**What you should do:** Lines that contain "anderen" are to be counted; give only their number.

[Recorded data]
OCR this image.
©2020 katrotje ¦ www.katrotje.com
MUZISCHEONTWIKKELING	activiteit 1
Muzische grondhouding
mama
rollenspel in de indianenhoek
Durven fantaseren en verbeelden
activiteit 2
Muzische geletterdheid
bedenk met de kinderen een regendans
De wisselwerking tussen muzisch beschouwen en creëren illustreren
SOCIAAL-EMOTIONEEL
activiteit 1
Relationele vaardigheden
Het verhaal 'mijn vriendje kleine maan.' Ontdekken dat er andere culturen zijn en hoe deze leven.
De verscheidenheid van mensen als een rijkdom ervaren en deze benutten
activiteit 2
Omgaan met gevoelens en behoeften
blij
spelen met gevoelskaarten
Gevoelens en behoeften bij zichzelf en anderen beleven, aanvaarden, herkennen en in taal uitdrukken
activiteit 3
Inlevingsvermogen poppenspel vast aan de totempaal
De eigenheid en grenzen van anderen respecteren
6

**Expected output:** 2